→ What is asked:
Report every line from the material that contains the word "subtitle".

(Extracted data entries)
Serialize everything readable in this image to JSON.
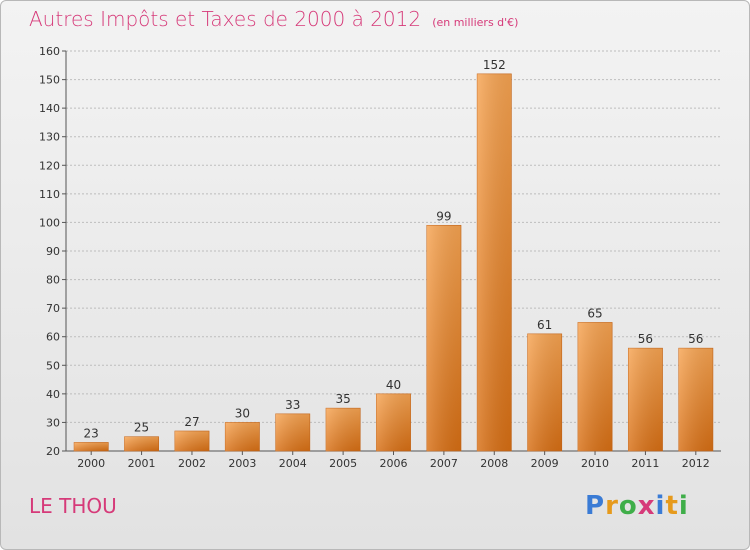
{
  "title": "Autres Impôts et Taxes de 2000 à 2012",
  "subtitle": "(en milliers d'€)",
  "commune": "LE THOU",
  "logo": {
    "letters": [
      "P",
      "r",
      "o",
      "x",
      "i",
      "t",
      "i"
    ],
    "colors": [
      "#3a7bd5",
      "#e69a1c",
      "#3fae49",
      "#d63a79",
      "#3a7bd5",
      "#e69a1c",
      "#3fae49"
    ]
  },
  "chart_data": {
    "type": "bar",
    "title": "Autres Impôts et Taxes de 2000 à 2012",
    "subtitle": "(en milliers d'€)",
    "xlabel": "",
    "ylabel": "",
    "categories": [
      "2000",
      "2001",
      "2002",
      "2003",
      "2004",
      "2005",
      "2006",
      "2007",
      "2008",
      "2009",
      "2010",
      "2011",
      "2012"
    ],
    "values": [
      23,
      25,
      27,
      30,
      33,
      35,
      40,
      99,
      152,
      61,
      65,
      56,
      56
    ],
    "ylim": [
      20,
      160
    ],
    "yticks": [
      20,
      30,
      40,
      50,
      60,
      70,
      80,
      90,
      100,
      110,
      120,
      130,
      140,
      150,
      160
    ],
    "grid": true,
    "legend": "none",
    "bar_color": "#f0892a"
  }
}
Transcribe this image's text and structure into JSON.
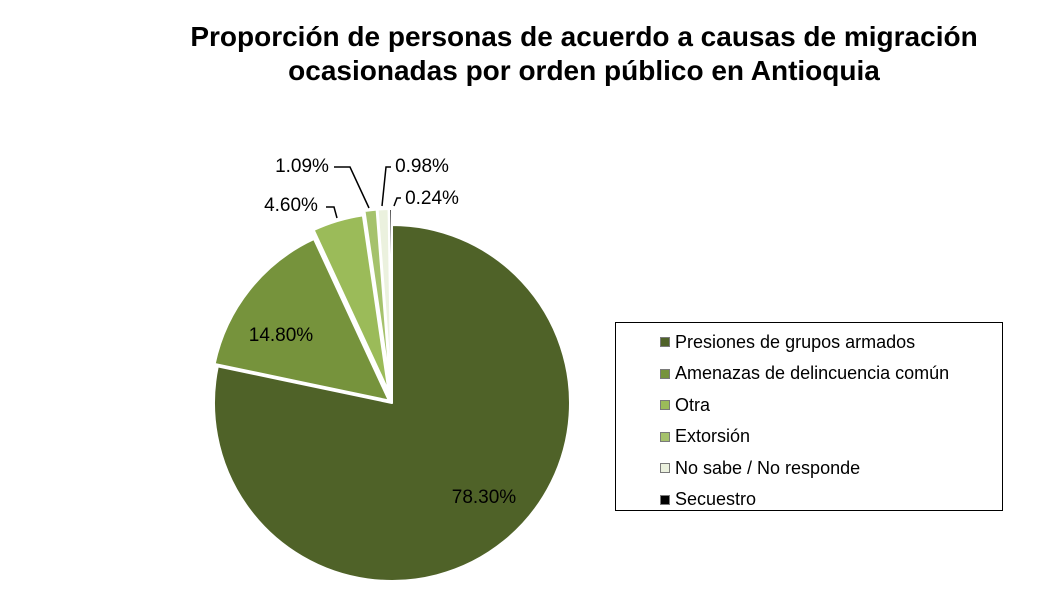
{
  "chart_data": {
    "type": "pie",
    "title_lines": [
      "Proporción de personas de acuerdo a causas de migración",
      "ocasionadas por orden público en Antioquia"
    ],
    "slices": [
      {
        "label": "Presiones de grupos armados",
        "value": 78.3,
        "value_label": "78.30%",
        "color": "#4f6228"
      },
      {
        "label": "Amenazas de delincuencia común",
        "value": 14.8,
        "value_label": "14.80%",
        "color": "#76933c"
      },
      {
        "label": "Otra",
        "value": 4.6,
        "value_label": "4.60%",
        "color": "#9bbb59"
      },
      {
        "label": "Extorsión",
        "value": 1.09,
        "value_label": "1.09%",
        "color": "#a5c26c"
      },
      {
        "label": "No sabe / No responde",
        "value": 0.98,
        "value_label": "0.98%",
        "color": "#ebf1de"
      },
      {
        "label": "Secuestro",
        "value": 0.24,
        "value_label": "0.24%",
        "color": "#000000"
      }
    ],
    "legend_position": "right",
    "start_angle": "top, clockwise",
    "exploded": true
  }
}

→ Result:
  "subtitle": "(en milliers d'€)",
    "subtitle": "(en milliers d'€)",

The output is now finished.